___ Textauszug

Gerade hat auch der Sommerschlussverkauf begonnen. Wann haben Sie mit dem Sale gestartet?

Wir sind vor acht Wochen und damit dieses Jahr deutlich früher und aggressiver in die Reduzierung gegangen. Das ist eigentlich kein gutes Signal und führt eher zu einem Umkehreffekt. Wir müssen uns auch wieder früh genug aus dieser Rabattspirale verabschieden. Dadurch, dass wir uns durch Eigenkapital finanzieren und keine Geldgeber:innen im Rücken haben, können und wollen wir diesen Preiskampf überhaupt nicht gewinnen. Wir stehen für Kuration von guter Mode. Der Preis spricht dann leider für sich selbst.

Wir können jetzt noch keinen extremen Trend wie Pre-Sale ableiten. Wir nehmen aber eine immer frühere Verlagerung von Reduzierungen über den gesamten Zeitraum wahr. Dabei geht es jetzt aber nicht von einer Reduzierung in die nächste und nächste, wo man nur noch zwischen Begrifflichkeiten unterscheidet.

Was führte dazu, dass Sie früher und aggressiver in die Reduzierung gegangen sind?

Es ist sehr abhängig vom Saisonverlauf, auf den man dann reagieren muss. Geht ein Monat schief, kannst du eigentlich auch deine Jahresplanung und den Start in die Sale-Phase über den Haufen werfen. Es ist sehr individuell.

Letztes Jahr hatten wir ein super Jahr und ein sehr glückliches Händchen. Dieses Jahr ist aufgrund der Rahmenbedingungen deutlich herausfordernder und das macht sich natürlich auch in einer Sale-Phase extrem bemerkbar. Wir haben weniger Glück mit den Wettersituationen. Im Vorjahr hatten wir einen schönen und angenehmen Wetterverlauf. Dieses Jahr geht es hoch runter, hoch runter. Wir haben extreme Hitzephasen, die dann auch unglücklicherweise noch auf Wochenend-Konstellationen fallen. Unbeständigkeit beim Wetter sorgt nie für eine konstante Konsumlaune. Und das merken wir.

______

Schriftliche Aufgabe A
Wie finanziert sich das Unternehmen laut dem Interviewauszug zum Sommerschlussverkauf?
Schriftliche Aufgabe B
Gib aus dem Interviewauszug zum Sommerschlussverkauf die Passage von „Wir sind vor“ bis einschließlich „zwischen Begrifflichkeiten unterscheidet.“ wortgetreu wieder.

___ Gesammelte Daten

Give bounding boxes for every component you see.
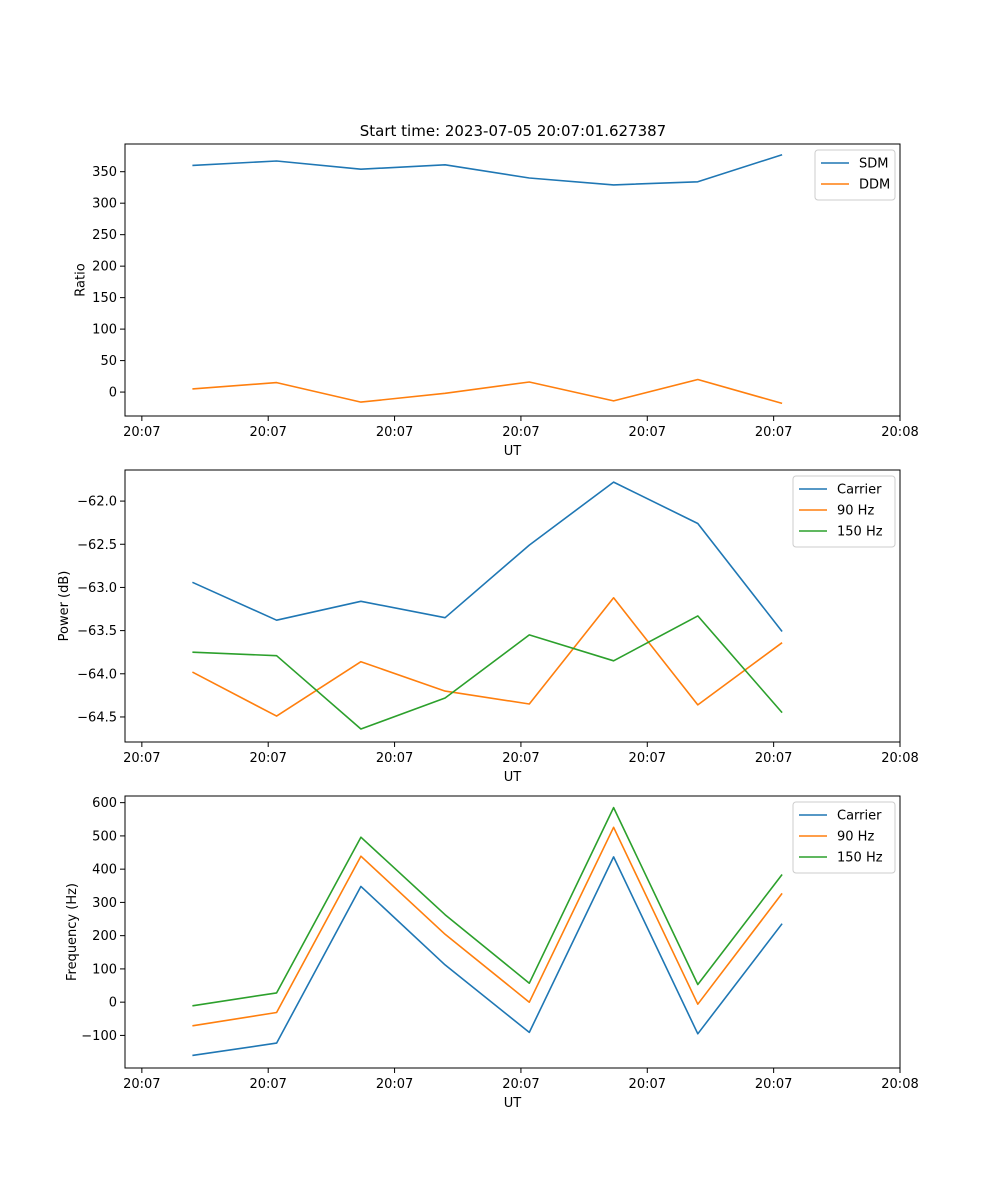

______

Vollständige Antwort A
Durch Eigenkapital, ohne Geldgeber:innen im Rücken.

Vollständige Antwort B
Wir sind vor acht Wochen und damit dieses Jahr deutlich früher und aggressiver in die Reduzierung gegangen. Das ist eigentlich kein gutes Signal und führt eher zu einem Umkehreffekt. Wir müssen uns auch wieder früh genug aus dieser Rabattspirale verabschieden. Dadurch, dass wir uns durch Eigenkapital finanzieren und keine Geldgeber:innen im Rücken haben, können und wollen wir diesen Preiskampf überhaupt nicht gewinnen. Wir stehen für Kuration von guter Mode. Der Preis spricht dann leider für sich selbst.

Wir können jetzt noch keinen extremen Trend wie Pre-Sale ableiten. Wir nehmen aber eine immer frühere Verlagerung von Reduzierungen über den gesamten Zeitraum wahr. Dabei geht es jetzt aber nicht von einer Reduzierung in die nächste und nächste, wo man nur noch zwischen Begrifflichkeiten unterscheidet.